> [Source records]
^^^^^^^^^^^^^^^^
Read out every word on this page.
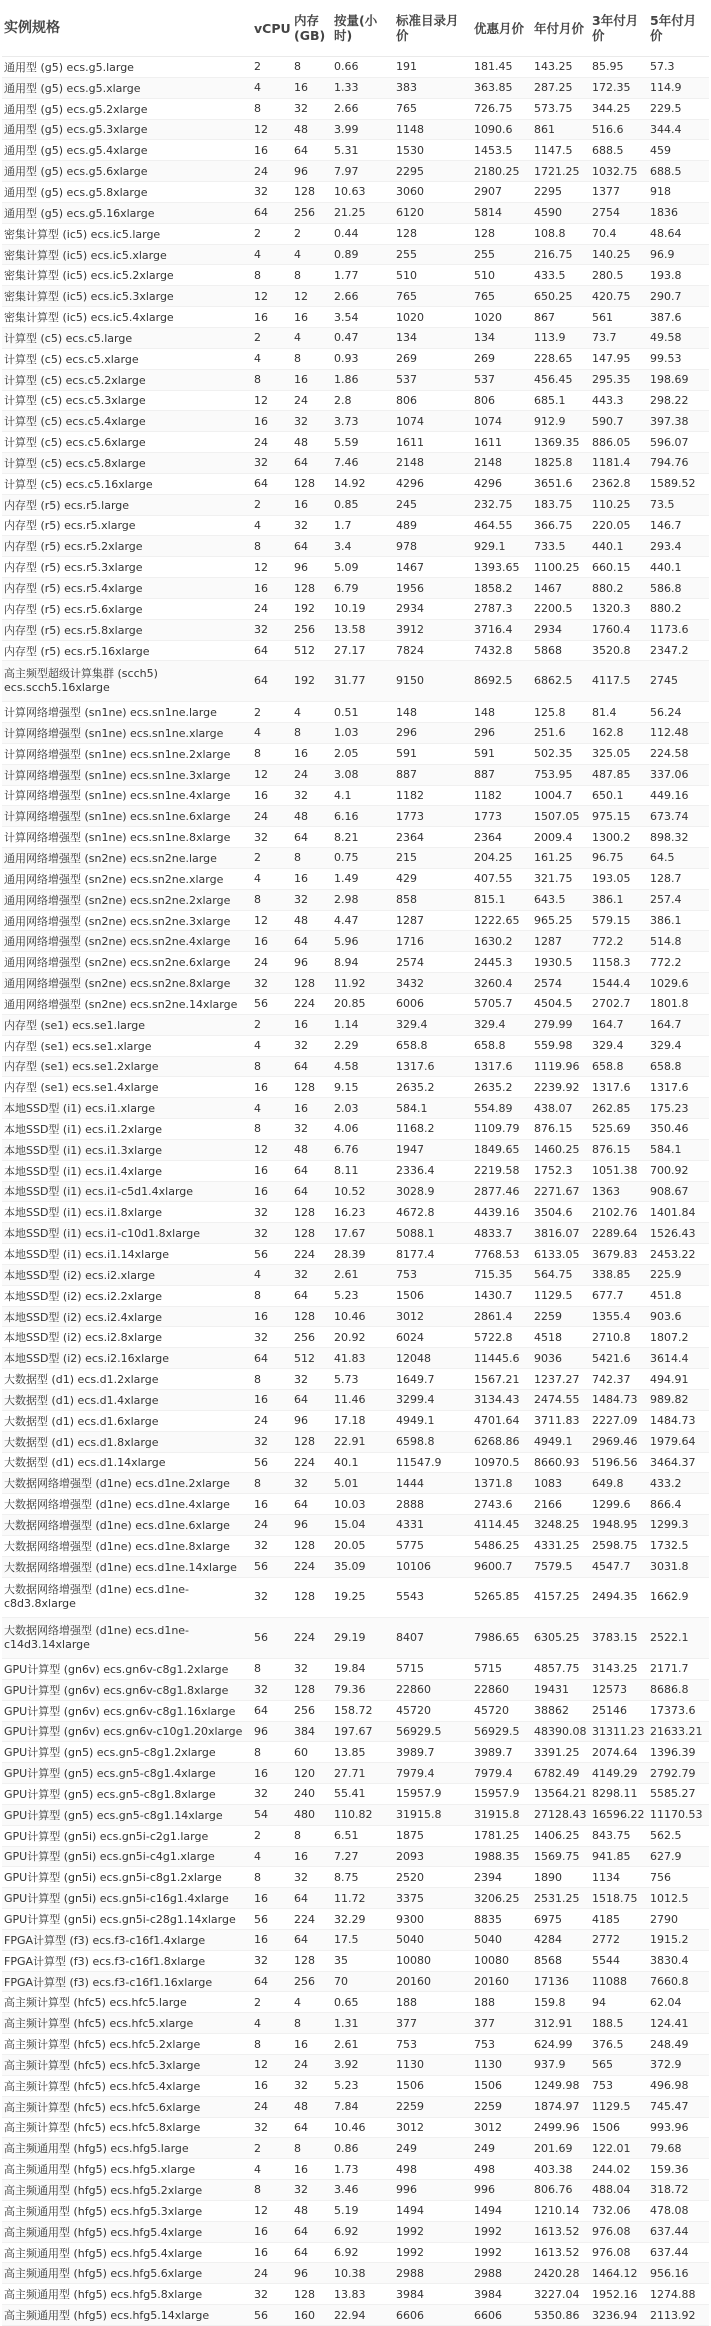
实例规格	vCPU	内存(GB)	按量(小时)	标准目录月价	优惠月价	年付月价	3年付月价	5年付月价
通用型 (g5) ecs.g5.large	2	8	0.66	191	181.45	143.25	85.95	57.3
通用型 (g5) ecs.g5.xlarge	4	16	1.33	383	363.85	287.25	172.35	114.9
通用型 (g5) ecs.g5.2xlarge	8	32	2.66	765	726.75	573.75	344.25	229.5
通用型 (g5) ecs.g5.3xlarge	12	48	3.99	1148	1090.6	861	516.6	344.4
通用型 (g5) ecs.g5.4xlarge	16	64	5.31	1530	1453.5	1147.5	688.5	459
通用型 (g5) ecs.g5.6xlarge	24	96	7.97	2295	2180.25	1721.25	1032.75	688.5
通用型 (g5) ecs.g5.8xlarge	32	128	10.63	3060	2907	2295	1377	918
通用型 (g5) ecs.g5.16xlarge	64	256	21.25	6120	5814	4590	2754	1836
密集计算型 (ic5) ecs.ic5.large	2	2	0.44	128	128	108.8	70.4	48.64
密集计算型 (ic5) ecs.ic5.xlarge	4	4	0.89	255	255	216.75	140.25	96.9
密集计算型 (ic5) ecs.ic5.2xlarge	8	8	1.77	510	510	433.5	280.5	193.8
密集计算型 (ic5) ecs.ic5.3xlarge	12	12	2.66	765	765	650.25	420.75	290.7
密集计算型 (ic5) ecs.ic5.4xlarge	16	16	3.54	1020	1020	867	561	387.6
计算型 (c5) ecs.c5.large	2	4	0.47	134	134	113.9	73.7	49.58
计算型 (c5) ecs.c5.xlarge	4	8	0.93	269	269	228.65	147.95	99.53
计算型 (c5) ecs.c5.2xlarge	8	16	1.86	537	537	456.45	295.35	198.69
计算型 (c5) ecs.c5.3xlarge	12	24	2.8	806	806	685.1	443.3	298.22
计算型 (c5) ecs.c5.4xlarge	16	32	3.73	1074	1074	912.9	590.7	397.38
计算型 (c5) ecs.c5.6xlarge	24	48	5.59	1611	1611	1369.35	886.05	596.07
计算型 (c5) ecs.c5.8xlarge	32	64	7.46	2148	2148	1825.8	1181.4	794.76
计算型 (c5) ecs.c5.16xlarge	64	128	14.92	4296	4296	3651.6	2362.8	1589.52
内存型 (r5) ecs.r5.large	2	16	0.85	245	232.75	183.75	110.25	73.5
内存型 (r5) ecs.r5.xlarge	4	32	1.7	489	464.55	366.75	220.05	146.7
内存型 (r5) ecs.r5.2xlarge	8	64	3.4	978	929.1	733.5	440.1	293.4
内存型 (r5) ecs.r5.3xlarge	12	96	5.09	1467	1393.65	1100.25	660.15	440.1
内存型 (r5) ecs.r5.4xlarge	16	128	6.79	1956	1858.2	1467	880.2	586.8
内存型 (r5) ecs.r5.6xlarge	24	192	10.19	2934	2787.3	2200.5	1320.3	880.2
内存型 (r5) ecs.r5.8xlarge	32	256	13.58	3912	3716.4	2934	1760.4	1173.6
内存型 (r5) ecs.r5.16xlarge	64	512	27.17	7824	7432.8	5868	3520.8	2347.2
高主频型超级计算集群 (scch5) ecs.scch5.16xlarge	64	192	31.77	9150	8692.5	6862.5	4117.5	2745
计算网络增强型 (sn1ne) ecs.sn1ne.large	2	4	0.51	148	148	125.8	81.4	56.24
计算网络增强型 (sn1ne) ecs.sn1ne.xlarge	4	8	1.03	296	296	251.6	162.8	112.48
计算网络增强型 (sn1ne) ecs.sn1ne.2xlarge	8	16	2.05	591	591	502.35	325.05	224.58
计算网络增强型 (sn1ne) ecs.sn1ne.3xlarge	12	24	3.08	887	887	753.95	487.85	337.06
计算网络增强型 (sn1ne) ecs.sn1ne.4xlarge	16	32	4.1	1182	1182	1004.7	650.1	449.16
计算网络增强型 (sn1ne) ecs.sn1ne.6xlarge	24	48	6.16	1773	1773	1507.05	975.15	673.74
计算网络增强型 (sn1ne) ecs.sn1ne.8xlarge	32	64	8.21	2364	2364	2009.4	1300.2	898.32
通用网络增强型 (sn2ne) ecs.sn2ne.large	2	8	0.75	215	204.25	161.25	96.75	64.5
通用网络增强型 (sn2ne) ecs.sn2ne.xlarge	4	16	1.49	429	407.55	321.75	193.05	128.7
通用网络增强型 (sn2ne) ecs.sn2ne.2xlarge	8	32	2.98	858	815.1	643.5	386.1	257.4
通用网络增强型 (sn2ne) ecs.sn2ne.3xlarge	12	48	4.47	1287	1222.65	965.25	579.15	386.1
通用网络增强型 (sn2ne) ecs.sn2ne.4xlarge	16	64	5.96	1716	1630.2	1287	772.2	514.8
通用网络增强型 (sn2ne) ecs.sn2ne.6xlarge	24	96	8.94	2574	2445.3	1930.5	1158.3	772.2
通用网络增强型 (sn2ne) ecs.sn2ne.8xlarge	32	128	11.92	3432	3260.4	2574	1544.4	1029.6
通用网络增强型 (sn2ne) ecs.sn2ne.14xlarge	56	224	20.85	6006	5705.7	4504.5	2702.7	1801.8
内存型 (se1) ecs.se1.large	2	16	1.14	329.4	329.4	279.99	164.7	164.7
内存型 (se1) ecs.se1.xlarge	4	32	2.29	658.8	658.8	559.98	329.4	329.4
内存型 (se1) ecs.se1.2xlarge	8	64	4.58	1317.6	1317.6	1119.96	658.8	658.8
内存型 (se1) ecs.se1.4xlarge	16	128	9.15	2635.2	2635.2	2239.92	1317.6	1317.6
本地SSD型 (i1) ecs.i1.xlarge	4	16	2.03	584.1	554.89	438.07	262.85	175.23
本地SSD型 (i1) ecs.i1.2xlarge	8	32	4.06	1168.2	1109.79	876.15	525.69	350.46
本地SSD型 (i1) ecs.i1.3xlarge	12	48	6.76	1947	1849.65	1460.25	876.15	584.1
本地SSD型 (i1) ecs.i1.4xlarge	16	64	8.11	2336.4	2219.58	1752.3	1051.38	700.92
本地SSD型 (i1) ecs.i1-c5d1.4xlarge	16	64	10.52	3028.9	2877.46	2271.67	1363	908.67
本地SSD型 (i1) ecs.i1.8xlarge	32	128	16.23	4672.8	4439.16	3504.6	2102.76	1401.84
本地SSD型 (i1) ecs.i1-c10d1.8xlarge	32	128	17.67	5088.1	4833.7	3816.07	2289.64	1526.43
本地SSD型 (i1) ecs.i1.14xlarge	56	224	28.39	8177.4	7768.53	6133.05	3679.83	2453.22
本地SSD型 (i2) ecs.i2.xlarge	4	32	2.61	753	715.35	564.75	338.85	225.9
本地SSD型 (i2) ecs.i2.2xlarge	8	64	5.23	1506	1430.7	1129.5	677.7	451.8
本地SSD型 (i2) ecs.i2.4xlarge	16	128	10.46	3012	2861.4	2259	1355.4	903.6
本地SSD型 (i2) ecs.i2.8xlarge	32	256	20.92	6024	5722.8	4518	2710.8	1807.2
本地SSD型 (i2) ecs.i2.16xlarge	64	512	41.83	12048	11445.6	9036	5421.6	3614.4
大数据型 (d1) ecs.d1.2xlarge	8	32	5.73	1649.7	1567.21	1237.27	742.37	494.91
大数据型 (d1) ecs.d1.4xlarge	16	64	11.46	3299.4	3134.43	2474.55	1484.73	989.82
大数据型 (d1) ecs.d1.6xlarge	24	96	17.18	4949.1	4701.64	3711.83	2227.09	1484.73
大数据型 (d1) ecs.d1.8xlarge	32	128	22.91	6598.8	6268.86	4949.1	2969.46	1979.64
大数据型 (d1) ecs.d1.14xlarge	56	224	40.1	11547.9	10970.5	8660.93	5196.56	3464.37
大数据网络增强型 (d1ne) ecs.d1ne.2xlarge	8	32	5.01	1444	1371.8	1083	649.8	433.2
大数据网络增强型 (d1ne) ecs.d1ne.4xlarge	16	64	10.03	2888	2743.6	2166	1299.6	866.4
大数据网络增强型 (d1ne) ecs.d1ne.6xlarge	24	96	15.04	4331	4114.45	3248.25	1948.95	1299.3
大数据网络增强型 (d1ne) ecs.d1ne.8xlarge	32	128	20.05	5775	5486.25	4331.25	2598.75	1732.5
大数据网络增强型 (d1ne) ecs.d1ne.14xlarge	56	224	35.09	10106	9600.7	7579.5	4547.7	3031.8
大数据网络增强型 (d1ne) ecs.d1ne-c8d3.8xlarge	32	128	19.25	5543	5265.85	4157.25	2494.35	1662.9
大数据网络增强型 (d1ne) ecs.d1ne-c14d3.14xlarge	56	224	29.19	8407	7986.65	6305.25	3783.15	2522.1
GPU计算型 (gn6v) ecs.gn6v-c8g1.2xlarge	8	32	19.84	5715	5715	4857.75	3143.25	2171.7
GPU计算型 (gn6v) ecs.gn6v-c8g1.8xlarge	32	128	79.36	22860	22860	19431	12573	8686.8
GPU计算型 (gn6v) ecs.gn6v-c8g1.16xlarge	64	256	158.72	45720	45720	38862	25146	17373.6
GPU计算型 (gn6v) ecs.gn6v-c10g1.20xlarge	96	384	197.67	56929.5	56929.5	48390.08	31311.23	21633.21
GPU计算型 (gn5) ecs.gn5-c8g1.2xlarge	8	60	13.85	3989.7	3989.7	3391.25	2074.64	1396.39
GPU计算型 (gn5) ecs.gn5-c8g1.4xlarge	16	120	27.71	7979.4	7979.4	6782.49	4149.29	2792.79
GPU计算型 (gn5) ecs.gn5-c8g1.8xlarge	32	240	55.41	15957.9	15957.9	13564.21	8298.11	5585.27
GPU计算型 (gn5) ecs.gn5-c8g1.14xlarge	54	480	110.82	31915.8	31915.8	27128.43	16596.22	11170.53
GPU计算型 (gn5i) ecs.gn5i-c2g1.large	2	8	6.51	1875	1781.25	1406.25	843.75	562.5
GPU计算型 (gn5i) ecs.gn5i-c4g1.xlarge	4	16	7.27	2093	1988.35	1569.75	941.85	627.9
GPU计算型 (gn5i) ecs.gn5i-c8g1.2xlarge	8	32	8.75	2520	2394	1890	1134	756
GPU计算型 (gn5i) ecs.gn5i-c16g1.4xlarge	16	64	11.72	3375	3206.25	2531.25	1518.75	1012.5
GPU计算型 (gn5i) ecs.gn5i-c28g1.14xlarge	56	224	32.29	9300	8835	6975	4185	2790
FPGA计算型 (f3) ecs.f3-c16f1.4xlarge	16	64	17.5	5040	5040	4284	2772	1915.2
FPGA计算型 (f3) ecs.f3-c16f1.8xlarge	32	128	35	10080	10080	8568	5544	3830.4
FPGA计算型 (f3) ecs.f3-c16f1.16xlarge	64	256	70	20160	20160	17136	11088	7660.8
高主频计算型 (hfc5) ecs.hfc5.large	2	4	0.65	188	188	159.8	94	62.04
高主频计算型 (hfc5) ecs.hfc5.xlarge	4	8	1.31	377	377	312.91	188.5	124.41
高主频计算型 (hfc5) ecs.hfc5.2xlarge	8	16	2.61	753	753	624.99	376.5	248.49
高主频计算型 (hfc5) ecs.hfc5.3xlarge	12	24	3.92	1130	1130	937.9	565	372.9
高主频计算型 (hfc5) ecs.hfc5.4xlarge	16	32	5.23	1506	1506	1249.98	753	496.98
高主频计算型 (hfc5) ecs.hfc5.6xlarge	24	48	7.84	2259	2259	1874.97	1129.5	745.47
高主频计算型 (hfc5) ecs.hfc5.8xlarge	32	64	10.46	3012	3012	2499.96	1506	993.96
高主频通用型 (hfg5) ecs.hfg5.large	2	8	0.86	249	249	201.69	122.01	79.68
高主频通用型 (hfg5) ecs.hfg5.xlarge	4	16	1.73	498	498	403.38	244.02	159.36
高主频通用型 (hfg5) ecs.hfg5.2xlarge	8	32	3.46	996	996	806.76	488.04	318.72
高主频通用型 (hfg5) ecs.hfg5.3xlarge	12	48	5.19	1494	1494	1210.14	732.06	478.08
高主频通用型 (hfg5) ecs.hfg5.4xlarge	16	64	6.92	1992	1992	1613.52	976.08	637.44
高主频通用型 (hfg5) ecs.hfg5.4xlarge	16	64	6.92	1992	1992	1613.52	976.08	637.44
高主频通用型 (hfg5) ecs.hfg5.6xlarge	24	96	10.38	2988	2988	2420.28	1464.12	956.16
高主频通用型 (hfg5) ecs.hfg5.8xlarge	32	128	13.83	3984	3984	3227.04	1952.16	1274.88
高主频通用型 (hfg5) ecs.hfg5.14xlarge	56	160	22.94	6606	6606	5350.86	3236.94	2113.92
^^^^^^^^^^^^^^^^
> [Work instructions] Among the lines of the data above, determine how many contain the word "FPGA计算型". Report the number alone.

> [Correct result] 3